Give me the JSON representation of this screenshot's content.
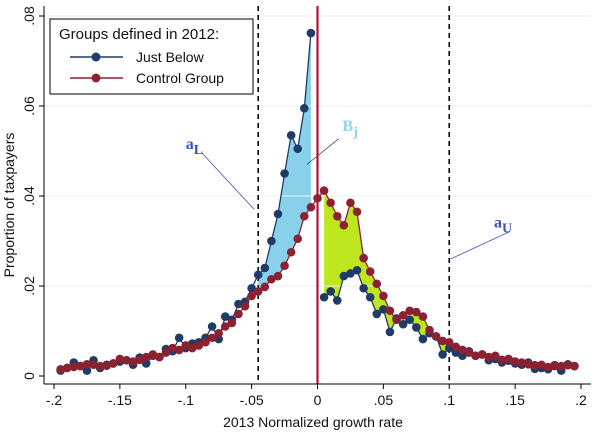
{
  "chart_data": {
    "type": "line",
    "xlabel": "2013 Normalized growth rate",
    "ylabel": "Proportion of taxpayers",
    "xlim": [
      -0.2,
      0.2
    ],
    "ylim": [
      0,
      0.08
    ],
    "x_ticks": [
      -0.2,
      -0.15,
      -0.1,
      -0.05,
      0,
      0.05,
      0.1,
      0.15,
      0.2
    ],
    "x_tick_labels": [
      "-.2",
      "-.15",
      "-.1",
      "-.05",
      "0",
      ".05",
      ".1",
      ".15",
      ".2"
    ],
    "y_ticks": [
      0,
      0.02,
      0.04,
      0.06,
      0.08
    ],
    "y_tick_labels": [
      "0",
      ".02",
      ".04",
      ".06",
      ".08"
    ],
    "legend": {
      "title": "Groups defined in 2012:",
      "position": "top-left",
      "entries": [
        "Just Below",
        "Control Group"
      ]
    },
    "reference_lines": [
      {
        "x": -0.045,
        "style": "dashed",
        "color": "#000000"
      },
      {
        "x": 0,
        "style": "solid",
        "color": "#b0103a"
      },
      {
        "x": 0.1,
        "style": "dashed",
        "color": "#000000"
      }
    ],
    "annotations": [
      {
        "text": "a",
        "sub": "L",
        "x": -0.1,
        "y": 0.0505,
        "arrow_to": [
          -0.048,
          0.037
        ],
        "color": "#3a4fc0"
      },
      {
        "text": "B",
        "sub": "j",
        "x": 0.019,
        "y": 0.0545,
        "arrow_to": [
          -0.008,
          0.047
        ],
        "color": "#8fd3ef"
      },
      {
        "text": "a",
        "sub": "U",
        "x": 0.134,
        "y": 0.033,
        "arrow_to": [
          0.101,
          0.026
        ],
        "color": "#3a4fc0"
      }
    ],
    "fill_colors": {
      "left": "#89d1ea",
      "right": "#bde61e"
    },
    "series": [
      {
        "name": "Just Below",
        "color": "#1f3b66",
        "x": [
          -0.195,
          -0.19,
          -0.185,
          -0.18,
          -0.175,
          -0.17,
          -0.165,
          -0.16,
          -0.155,
          -0.15,
          -0.145,
          -0.14,
          -0.135,
          -0.13,
          -0.125,
          -0.12,
          -0.115,
          -0.11,
          -0.105,
          -0.1,
          -0.095,
          -0.09,
          -0.085,
          -0.08,
          -0.075,
          -0.07,
          -0.065,
          -0.06,
          -0.055,
          -0.05,
          -0.045,
          -0.04,
          -0.035,
          -0.03,
          -0.025,
          -0.02,
          -0.015,
          -0.01,
          -0.005,
          0,
          0.005,
          0.01,
          0.015,
          0.02,
          0.025,
          0.03,
          0.035,
          0.04,
          0.045,
          0.05,
          0.055,
          0.06,
          0.065,
          0.07,
          0.075,
          0.08,
          0.085,
          0.09,
          0.095,
          0.1,
          0.105,
          0.11,
          0.115,
          0.12,
          0.125,
          0.13,
          0.135,
          0.14,
          0.145,
          0.15,
          0.155,
          0.16,
          0.165,
          0.17,
          0.175,
          0.18,
          0.185,
          0.19,
          0.195
        ],
        "values": [
          0.0012,
          0.0018,
          0.003,
          0.0022,
          0.0012,
          0.0035,
          0.0018,
          0.0025,
          0.0028,
          0.0032,
          0.0035,
          0.0025,
          0.0041,
          0.0028,
          0.0045,
          0.0042,
          0.006,
          0.0055,
          0.0085,
          0.0062,
          0.0072,
          0.0075,
          0.0085,
          0.011,
          0.0082,
          0.0132,
          0.0125,
          0.016,
          0.0165,
          0.0195,
          0.0225,
          0.024,
          0.03,
          0.036,
          0.045,
          0.0535,
          0.0505,
          0.0595,
          0.0762,
          null,
          0.0175,
          0.0188,
          0.0168,
          0.0222,
          0.0228,
          0.0235,
          0.0195,
          0.0175,
          0.0138,
          0.0148,
          0.0098,
          0.0128,
          0.0115,
          0.0125,
          0.0108,
          0.0082,
          0.0095,
          0.0088,
          0.0048,
          0.0062,
          0.0052,
          0.0045,
          0.0055,
          0.0045,
          0.0048,
          0.0035,
          0.0038,
          0.003,
          0.0034,
          0.0028,
          0.0025,
          0.003,
          0.0016,
          0.0018,
          0.0015,
          0.0024,
          0.0012,
          0.0026,
          0.0022
        ]
      },
      {
        "name": "Control Group",
        "color": "#8b2232",
        "x": [
          -0.195,
          -0.19,
          -0.185,
          -0.18,
          -0.175,
          -0.17,
          -0.165,
          -0.16,
          -0.155,
          -0.15,
          -0.145,
          -0.14,
          -0.135,
          -0.13,
          -0.125,
          -0.12,
          -0.115,
          -0.11,
          -0.105,
          -0.1,
          -0.095,
          -0.09,
          -0.085,
          -0.08,
          -0.075,
          -0.07,
          -0.065,
          -0.06,
          -0.055,
          -0.05,
          -0.045,
          -0.04,
          -0.035,
          -0.03,
          -0.025,
          -0.02,
          -0.015,
          -0.01,
          -0.005,
          0,
          0.005,
          0.01,
          0.015,
          0.02,
          0.025,
          0.03,
          0.035,
          0.04,
          0.045,
          0.05,
          0.055,
          0.06,
          0.065,
          0.07,
          0.075,
          0.08,
          0.085,
          0.09,
          0.095,
          0.1,
          0.105,
          0.11,
          0.115,
          0.12,
          0.125,
          0.13,
          0.135,
          0.14,
          0.145,
          0.15,
          0.155,
          0.16,
          0.165,
          0.17,
          0.175,
          0.18,
          0.185,
          0.19,
          0.195
        ],
        "values": [
          0.0015,
          0.0018,
          0.002,
          0.0022,
          0.0026,
          0.0025,
          0.0022,
          0.0023,
          0.0028,
          0.0038,
          0.0035,
          0.0032,
          0.0036,
          0.0042,
          0.0048,
          0.0042,
          0.0052,
          0.0062,
          0.0058,
          0.0068,
          0.0062,
          0.0068,
          0.0075,
          0.0085,
          0.0095,
          0.011,
          0.0118,
          0.0138,
          0.0155,
          0.0178,
          0.0188,
          0.0198,
          0.0215,
          0.0222,
          0.0245,
          0.0275,
          0.0305,
          0.0355,
          0.0375,
          0.0395,
          0.0412,
          0.0385,
          0.0355,
          0.0335,
          0.0385,
          0.0365,
          0.0262,
          0.0232,
          0.0205,
          0.0178,
          0.0145,
          0.0125,
          0.0135,
          0.0145,
          0.0142,
          0.0132,
          0.0102,
          0.0088,
          0.0078,
          0.0075,
          0.0065,
          0.0058,
          0.0052,
          0.0045,
          0.0048,
          0.0042,
          0.0045,
          0.0036,
          0.0038,
          0.0032,
          0.003,
          0.0026,
          0.0024,
          0.0025,
          0.002,
          0.0022,
          0.0022,
          0.0024,
          0.0022
        ]
      }
    ]
  }
}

+ + + + +

→ **Instructions for the task**: Reproduce every record above exactly, omitting the pictures.

→ **Response below**:
Give me the JSON representation of this screenshot's content.
{
  "chart_data": {
    "type": "line",
    "xlabel": "2013 Normalized growth rate",
    "ylabel": "Proportion of taxpayers",
    "xlim": [
      -0.2,
      0.2
    ],
    "ylim": [
      0,
      0.08
    ],
    "x_ticks": [
      -0.2,
      -0.15,
      -0.1,
      -0.05,
      0,
      0.05,
      0.1,
      0.15,
      0.2
    ],
    "x_tick_labels": [
      "-.2",
      "-.15",
      "-.1",
      "-.05",
      "0",
      ".05",
      ".1",
      ".15",
      ".2"
    ],
    "y_ticks": [
      0,
      0.02,
      0.04,
      0.06,
      0.08
    ],
    "y_tick_labels": [
      "0",
      ".02",
      ".04",
      ".06",
      ".08"
    ],
    "legend": {
      "title": "Groups defined in 2012:",
      "position": "top-left",
      "entries": [
        "Just Below",
        "Control Group"
      ]
    },
    "reference_lines": [
      {
        "x": -0.045,
        "style": "dashed",
        "color": "#000000"
      },
      {
        "x": 0,
        "style": "solid",
        "color": "#b0103a"
      },
      {
        "x": 0.1,
        "style": "dashed",
        "color": "#000000"
      }
    ],
    "annotations": [
      {
        "text": "a",
        "sub": "L",
        "x": -0.1,
        "y": 0.0505,
        "arrow_to": [
          -0.048,
          0.037
        ],
        "color": "#3a4fc0"
      },
      {
        "text": "B",
        "sub": "j",
        "x": 0.019,
        "y": 0.0545,
        "arrow_to": [
          -0.008,
          0.047
        ],
        "color": "#8fd3ef"
      },
      {
        "text": "a",
        "sub": "U",
        "x": 0.134,
        "y": 0.033,
        "arrow_to": [
          0.101,
          0.026
        ],
        "color": "#3a4fc0"
      }
    ],
    "fill_colors": {
      "left": "#89d1ea",
      "right": "#bde61e"
    },
    "series": [
      {
        "name": "Just Below",
        "color": "#1f3b66",
        "x": [
          -0.195,
          -0.19,
          -0.185,
          -0.18,
          -0.175,
          -0.17,
          -0.165,
          -0.16,
          -0.155,
          -0.15,
          -0.145,
          -0.14,
          -0.135,
          -0.13,
          -0.125,
          -0.12,
          -0.115,
          -0.11,
          -0.105,
          -0.1,
          -0.095,
          -0.09,
          -0.085,
          -0.08,
          -0.075,
          -0.07,
          -0.065,
          -0.06,
          -0.055,
          -0.05,
          -0.045,
          -0.04,
          -0.035,
          -0.03,
          -0.025,
          -0.02,
          -0.015,
          -0.01,
          -0.005,
          0,
          0.005,
          0.01,
          0.015,
          0.02,
          0.025,
          0.03,
          0.035,
          0.04,
          0.045,
          0.05,
          0.055,
          0.06,
          0.065,
          0.07,
          0.075,
          0.08,
          0.085,
          0.09,
          0.095,
          0.1,
          0.105,
          0.11,
          0.115,
          0.12,
          0.125,
          0.13,
          0.135,
          0.14,
          0.145,
          0.15,
          0.155,
          0.16,
          0.165,
          0.17,
          0.175,
          0.18,
          0.185,
          0.19,
          0.195
        ],
        "values": [
          0.0012,
          0.0018,
          0.003,
          0.0022,
          0.0012,
          0.0035,
          0.0018,
          0.0025,
          0.0028,
          0.0032,
          0.0035,
          0.0025,
          0.0041,
          0.0028,
          0.0045,
          0.0042,
          0.006,
          0.0055,
          0.0085,
          0.0062,
          0.0072,
          0.0075,
          0.0085,
          0.011,
          0.0082,
          0.0132,
          0.0125,
          0.016,
          0.0165,
          0.0195,
          0.0225,
          0.024,
          0.03,
          0.036,
          0.045,
          0.0535,
          0.0505,
          0.0595,
          0.0762,
          null,
          0.0175,
          0.0188,
          0.0168,
          0.0222,
          0.0228,
          0.0235,
          0.0195,
          0.0175,
          0.0138,
          0.0148,
          0.0098,
          0.0128,
          0.0115,
          0.0125,
          0.0108,
          0.0082,
          0.0095,
          0.0088,
          0.0048,
          0.0062,
          0.0052,
          0.0045,
          0.0055,
          0.0045,
          0.0048,
          0.0035,
          0.0038,
          0.003,
          0.0034,
          0.0028,
          0.0025,
          0.003,
          0.0016,
          0.0018,
          0.0015,
          0.0024,
          0.0012,
          0.0026,
          0.0022
        ]
      },
      {
        "name": "Control Group",
        "color": "#8b2232",
        "x": [
          -0.195,
          -0.19,
          -0.185,
          -0.18,
          -0.175,
          -0.17,
          -0.165,
          -0.16,
          -0.155,
          -0.15,
          -0.145,
          -0.14,
          -0.135,
          -0.13,
          -0.125,
          -0.12,
          -0.115,
          -0.11,
          -0.105,
          -0.1,
          -0.095,
          -0.09,
          -0.085,
          -0.08,
          -0.075,
          -0.07,
          -0.065,
          -0.06,
          -0.055,
          -0.05,
          -0.045,
          -0.04,
          -0.035,
          -0.03,
          -0.025,
          -0.02,
          -0.015,
          -0.01,
          -0.005,
          0,
          0.005,
          0.01,
          0.015,
          0.02,
          0.025,
          0.03,
          0.035,
          0.04,
          0.045,
          0.05,
          0.055,
          0.06,
          0.065,
          0.07,
          0.075,
          0.08,
          0.085,
          0.09,
          0.095,
          0.1,
          0.105,
          0.11,
          0.115,
          0.12,
          0.125,
          0.13,
          0.135,
          0.14,
          0.145,
          0.15,
          0.155,
          0.16,
          0.165,
          0.17,
          0.175,
          0.18,
          0.185,
          0.19,
          0.195
        ],
        "values": [
          0.0015,
          0.0018,
          0.002,
          0.0022,
          0.0026,
          0.0025,
          0.0022,
          0.0023,
          0.0028,
          0.0038,
          0.0035,
          0.0032,
          0.0036,
          0.0042,
          0.0048,
          0.0042,
          0.0052,
          0.0062,
          0.0058,
          0.0068,
          0.0062,
          0.0068,
          0.0075,
          0.0085,
          0.0095,
          0.011,
          0.0118,
          0.0138,
          0.0155,
          0.0178,
          0.0188,
          0.0198,
          0.0215,
          0.0222,
          0.0245,
          0.0275,
          0.0305,
          0.0355,
          0.0375,
          0.0395,
          0.0412,
          0.0385,
          0.0355,
          0.0335,
          0.0385,
          0.0365,
          0.0262,
          0.0232,
          0.0205,
          0.0178,
          0.0145,
          0.0125,
          0.0135,
          0.0145,
          0.0142,
          0.0132,
          0.0102,
          0.0088,
          0.0078,
          0.0075,
          0.0065,
          0.0058,
          0.0052,
          0.0045,
          0.0048,
          0.0042,
          0.0045,
          0.0036,
          0.0038,
          0.0032,
          0.003,
          0.0026,
          0.0024,
          0.0025,
          0.002,
          0.0022,
          0.0022,
          0.0024,
          0.0022
        ]
      }
    ]
  }
}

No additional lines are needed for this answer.